Stored data entries
········

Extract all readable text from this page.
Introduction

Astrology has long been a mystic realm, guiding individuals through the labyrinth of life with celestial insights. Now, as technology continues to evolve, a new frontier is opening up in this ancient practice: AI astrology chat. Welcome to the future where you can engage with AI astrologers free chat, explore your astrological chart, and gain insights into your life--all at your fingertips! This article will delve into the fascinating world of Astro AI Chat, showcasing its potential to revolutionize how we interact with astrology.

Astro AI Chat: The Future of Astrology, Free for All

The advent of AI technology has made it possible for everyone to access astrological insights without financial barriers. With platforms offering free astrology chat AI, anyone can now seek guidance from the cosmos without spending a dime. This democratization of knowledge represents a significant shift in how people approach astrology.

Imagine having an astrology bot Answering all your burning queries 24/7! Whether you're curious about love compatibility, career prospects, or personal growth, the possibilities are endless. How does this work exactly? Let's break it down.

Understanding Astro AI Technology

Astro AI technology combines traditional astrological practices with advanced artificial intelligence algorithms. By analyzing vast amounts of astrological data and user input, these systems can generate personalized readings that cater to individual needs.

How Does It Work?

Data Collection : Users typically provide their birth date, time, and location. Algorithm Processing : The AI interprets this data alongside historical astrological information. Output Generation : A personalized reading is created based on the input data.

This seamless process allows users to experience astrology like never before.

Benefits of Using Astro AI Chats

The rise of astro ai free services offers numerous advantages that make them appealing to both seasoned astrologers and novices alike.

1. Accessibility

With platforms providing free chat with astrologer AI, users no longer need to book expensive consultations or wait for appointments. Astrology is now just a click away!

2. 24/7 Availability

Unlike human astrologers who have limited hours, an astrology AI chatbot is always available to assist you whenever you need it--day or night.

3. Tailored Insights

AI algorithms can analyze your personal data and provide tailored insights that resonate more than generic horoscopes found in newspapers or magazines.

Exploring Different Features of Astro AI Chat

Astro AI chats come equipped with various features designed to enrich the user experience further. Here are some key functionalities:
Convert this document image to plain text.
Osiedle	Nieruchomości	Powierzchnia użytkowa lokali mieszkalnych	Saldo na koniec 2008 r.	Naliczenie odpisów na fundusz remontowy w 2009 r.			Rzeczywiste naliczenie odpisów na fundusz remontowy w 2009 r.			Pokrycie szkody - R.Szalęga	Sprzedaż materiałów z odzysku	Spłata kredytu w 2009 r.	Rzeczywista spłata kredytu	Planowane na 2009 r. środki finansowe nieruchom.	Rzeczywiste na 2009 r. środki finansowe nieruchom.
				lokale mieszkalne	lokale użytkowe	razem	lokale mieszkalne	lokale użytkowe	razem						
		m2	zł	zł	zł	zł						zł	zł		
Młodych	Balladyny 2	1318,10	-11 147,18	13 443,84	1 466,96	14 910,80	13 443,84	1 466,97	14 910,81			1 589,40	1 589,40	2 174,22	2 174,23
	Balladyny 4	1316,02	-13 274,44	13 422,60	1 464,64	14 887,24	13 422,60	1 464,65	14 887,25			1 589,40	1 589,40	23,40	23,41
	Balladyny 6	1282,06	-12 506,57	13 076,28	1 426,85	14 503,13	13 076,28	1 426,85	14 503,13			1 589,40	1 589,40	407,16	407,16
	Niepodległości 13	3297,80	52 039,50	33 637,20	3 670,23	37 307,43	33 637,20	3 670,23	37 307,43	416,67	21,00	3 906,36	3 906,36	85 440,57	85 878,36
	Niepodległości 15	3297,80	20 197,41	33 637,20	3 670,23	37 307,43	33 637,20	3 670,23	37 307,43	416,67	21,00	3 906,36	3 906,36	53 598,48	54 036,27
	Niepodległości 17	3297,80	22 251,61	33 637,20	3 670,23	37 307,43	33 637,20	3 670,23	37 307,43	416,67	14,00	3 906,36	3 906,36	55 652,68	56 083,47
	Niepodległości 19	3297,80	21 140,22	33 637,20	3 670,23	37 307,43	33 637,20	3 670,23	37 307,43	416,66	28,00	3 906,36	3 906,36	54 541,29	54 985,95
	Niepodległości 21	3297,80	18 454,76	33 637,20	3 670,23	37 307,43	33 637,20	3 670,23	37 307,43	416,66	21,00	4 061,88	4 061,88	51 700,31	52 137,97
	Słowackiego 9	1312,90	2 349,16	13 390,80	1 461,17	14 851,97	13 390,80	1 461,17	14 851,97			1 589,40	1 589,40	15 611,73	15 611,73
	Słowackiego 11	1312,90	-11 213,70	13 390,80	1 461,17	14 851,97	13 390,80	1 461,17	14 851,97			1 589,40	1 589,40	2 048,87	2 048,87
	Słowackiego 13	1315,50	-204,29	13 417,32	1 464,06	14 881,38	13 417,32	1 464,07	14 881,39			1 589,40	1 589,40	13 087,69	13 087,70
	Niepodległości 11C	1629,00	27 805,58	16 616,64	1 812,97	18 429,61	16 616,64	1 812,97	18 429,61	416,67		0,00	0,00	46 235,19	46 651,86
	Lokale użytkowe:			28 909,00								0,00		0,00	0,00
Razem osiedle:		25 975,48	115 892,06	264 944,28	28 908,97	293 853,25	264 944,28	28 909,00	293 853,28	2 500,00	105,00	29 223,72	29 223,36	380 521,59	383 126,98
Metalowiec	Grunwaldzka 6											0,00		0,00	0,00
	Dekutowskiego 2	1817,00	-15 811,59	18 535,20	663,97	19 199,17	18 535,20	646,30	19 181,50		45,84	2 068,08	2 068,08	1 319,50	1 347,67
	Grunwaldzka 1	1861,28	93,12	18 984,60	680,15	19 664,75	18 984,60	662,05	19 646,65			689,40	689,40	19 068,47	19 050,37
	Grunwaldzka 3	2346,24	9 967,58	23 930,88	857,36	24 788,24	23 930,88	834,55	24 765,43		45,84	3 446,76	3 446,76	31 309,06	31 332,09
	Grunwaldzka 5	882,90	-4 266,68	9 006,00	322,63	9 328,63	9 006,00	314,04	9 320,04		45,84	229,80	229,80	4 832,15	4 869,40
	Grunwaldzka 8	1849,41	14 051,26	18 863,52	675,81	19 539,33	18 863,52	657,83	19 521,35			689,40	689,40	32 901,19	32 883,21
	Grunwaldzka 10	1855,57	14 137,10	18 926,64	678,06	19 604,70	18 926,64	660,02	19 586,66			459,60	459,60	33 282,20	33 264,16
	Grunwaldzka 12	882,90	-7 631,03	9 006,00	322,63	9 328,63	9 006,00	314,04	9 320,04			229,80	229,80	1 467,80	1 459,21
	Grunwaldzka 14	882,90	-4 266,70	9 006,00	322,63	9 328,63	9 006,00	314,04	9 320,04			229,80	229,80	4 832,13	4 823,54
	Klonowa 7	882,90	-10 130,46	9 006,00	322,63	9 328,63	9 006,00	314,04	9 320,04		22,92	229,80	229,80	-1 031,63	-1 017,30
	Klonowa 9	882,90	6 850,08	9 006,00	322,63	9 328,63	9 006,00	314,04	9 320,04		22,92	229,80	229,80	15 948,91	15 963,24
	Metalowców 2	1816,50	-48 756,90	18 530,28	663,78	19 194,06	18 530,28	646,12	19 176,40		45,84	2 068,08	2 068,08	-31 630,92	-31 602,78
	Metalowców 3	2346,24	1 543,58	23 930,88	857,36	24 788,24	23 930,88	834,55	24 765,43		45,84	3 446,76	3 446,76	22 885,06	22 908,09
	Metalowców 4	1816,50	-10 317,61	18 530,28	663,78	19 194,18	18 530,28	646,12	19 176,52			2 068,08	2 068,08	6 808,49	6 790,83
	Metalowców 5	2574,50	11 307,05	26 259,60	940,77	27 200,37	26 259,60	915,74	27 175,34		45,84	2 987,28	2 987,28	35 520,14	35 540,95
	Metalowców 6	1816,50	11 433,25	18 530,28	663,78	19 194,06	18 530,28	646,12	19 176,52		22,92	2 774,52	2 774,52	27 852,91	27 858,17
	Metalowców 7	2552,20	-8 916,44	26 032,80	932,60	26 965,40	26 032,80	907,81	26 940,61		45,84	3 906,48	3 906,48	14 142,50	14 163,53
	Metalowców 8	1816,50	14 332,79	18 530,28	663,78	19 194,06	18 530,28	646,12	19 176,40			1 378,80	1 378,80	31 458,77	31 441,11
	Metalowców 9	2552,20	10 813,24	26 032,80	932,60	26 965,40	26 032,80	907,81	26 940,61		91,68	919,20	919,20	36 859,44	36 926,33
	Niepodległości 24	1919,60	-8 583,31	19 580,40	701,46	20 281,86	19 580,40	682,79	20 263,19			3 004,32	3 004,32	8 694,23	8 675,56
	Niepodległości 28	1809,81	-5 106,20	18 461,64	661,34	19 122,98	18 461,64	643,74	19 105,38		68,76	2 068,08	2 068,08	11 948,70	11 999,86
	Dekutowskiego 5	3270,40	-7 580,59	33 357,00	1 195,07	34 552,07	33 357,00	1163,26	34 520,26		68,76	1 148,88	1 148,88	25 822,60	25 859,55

········

DIRECTIVE: Report how many lines of the listing hold the word "experience", with nothing but the number.

RESPONSE FOR THIS EXERCISE: 2